-- start of INPUT RECORDS --

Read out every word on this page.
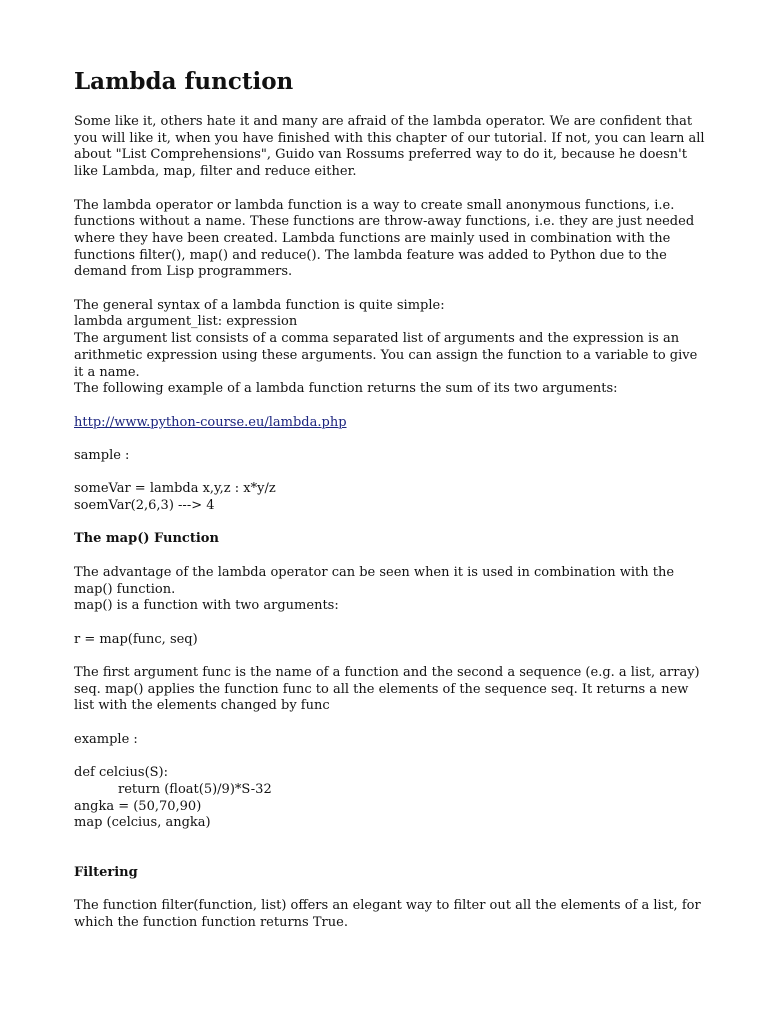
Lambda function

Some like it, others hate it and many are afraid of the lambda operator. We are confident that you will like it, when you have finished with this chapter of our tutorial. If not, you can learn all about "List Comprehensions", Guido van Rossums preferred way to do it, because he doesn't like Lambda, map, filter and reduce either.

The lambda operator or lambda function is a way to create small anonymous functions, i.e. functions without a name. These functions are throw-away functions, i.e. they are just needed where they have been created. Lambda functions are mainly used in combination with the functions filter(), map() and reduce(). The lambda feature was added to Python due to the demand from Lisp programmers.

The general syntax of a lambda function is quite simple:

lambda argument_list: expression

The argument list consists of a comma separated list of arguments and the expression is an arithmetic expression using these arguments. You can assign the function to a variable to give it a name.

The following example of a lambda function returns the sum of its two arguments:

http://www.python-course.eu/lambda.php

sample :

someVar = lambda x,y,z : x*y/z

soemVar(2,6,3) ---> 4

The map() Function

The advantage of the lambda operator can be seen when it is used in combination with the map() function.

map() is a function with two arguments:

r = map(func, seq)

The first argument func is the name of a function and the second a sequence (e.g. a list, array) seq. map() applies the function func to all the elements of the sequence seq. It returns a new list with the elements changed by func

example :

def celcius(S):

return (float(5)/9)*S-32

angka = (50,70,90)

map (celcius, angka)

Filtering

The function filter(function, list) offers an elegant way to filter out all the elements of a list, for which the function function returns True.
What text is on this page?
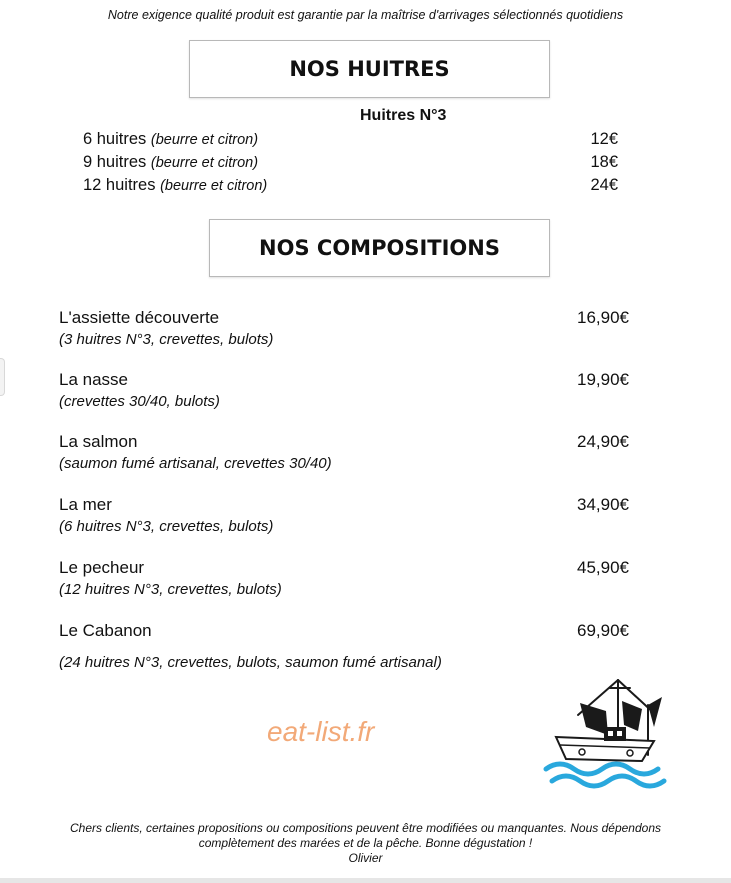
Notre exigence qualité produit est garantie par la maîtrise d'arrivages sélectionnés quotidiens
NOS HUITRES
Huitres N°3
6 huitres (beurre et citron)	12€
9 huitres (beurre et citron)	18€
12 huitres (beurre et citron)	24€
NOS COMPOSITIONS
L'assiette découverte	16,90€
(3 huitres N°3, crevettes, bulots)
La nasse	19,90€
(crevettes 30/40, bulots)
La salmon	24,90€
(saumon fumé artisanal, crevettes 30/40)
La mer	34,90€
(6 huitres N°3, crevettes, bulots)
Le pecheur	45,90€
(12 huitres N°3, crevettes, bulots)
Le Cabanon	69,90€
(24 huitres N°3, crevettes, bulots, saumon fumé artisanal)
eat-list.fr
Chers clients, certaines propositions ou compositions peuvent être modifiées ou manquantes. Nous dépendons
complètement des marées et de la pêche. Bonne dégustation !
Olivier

-- end of INPUT RECORDS --

- EXERCISE: Each record must be quoted in full and exactly. Do not include the pictures.

- RESULT OF THE TASK:
Read out every word on this page.
Lambda function

Some like it, others hate it and many are afraid of the lambda operator. We are confident that you will like it, when you have finished with this chapter of our tutorial. If not, you can learn all about "List Comprehensions", Guido van Rossums preferred way to do it, because he doesn't like Lambda, map, filter and reduce either.

The lambda operator or lambda function is a way to create small anonymous functions, i.e. functions without a name. These functions are throw-away functions, i.e. they are just needed where they have been created. Lambda functions are mainly used in combination with the functions filter(), map() and reduce(). The lambda feature was added to Python due to the demand from Lisp programmers.

The general syntax of a lambda function is quite simple:

lambda argument_list: expression

The argument list consists of a comma separated list of arguments and the expression is an arithmetic expression using these arguments. You can assign the function to a variable to give it a name.

The following example of a lambda function returns the sum of its two arguments:

http://www.python-course.eu/lambda.php

sample :

someVar = lambda x,y,z : x*y/z

soemVar(2,6,3) ---> 4

The map() Function

The advantage of the lambda operator can be seen when it is used in combination with the map() function.

map() is a function with two arguments:

r = map(func, seq)

The first argument func is the name of a function and the second a sequence (e.g. a list, array) seq. map() applies the function func to all the elements of the sequence seq. It returns a new list with the elements changed by func

example :

def celcius(S):

return (float(5)/9)*S-32

angka = (50,70,90)

map (celcius, angka)

Filtering

The function filter(function, list) offers an elegant way to filter out all the elements of a list, for which the function function returns True.
What text is on this page?
Notre exigence qualité produit est garantie par la maîtrise d'arrivages sélectionnés quotidiens
NOS HUITRES
Huitres N°3
6 huitres (beurre et citron)	12€
9 huitres (beurre et citron)	18€
12 huitres (beurre et citron)	24€
NOS COMPOSITIONS
L'assiette découverte	16,90€
(3 huitres N°3, crevettes, bulots)
La nasse	19,90€
(crevettes 30/40, bulots)
La salmon	24,90€
(saumon fumé artisanal, crevettes 30/40)
La mer	34,90€
(6 huitres N°3, crevettes, bulots)
Le pecheur	45,90€
(12 huitres N°3, crevettes, bulots)
Le Cabanon	69,90€
(24 huitres N°3, crevettes, bulots, saumon fumé artisanal)
eat-list.fr
Chers clients, certaines propositions ou compositions peuvent être modifiées ou manquantes. Nous dépendons
complètement des marées et de la pêche. Bonne dégustation !
Olivier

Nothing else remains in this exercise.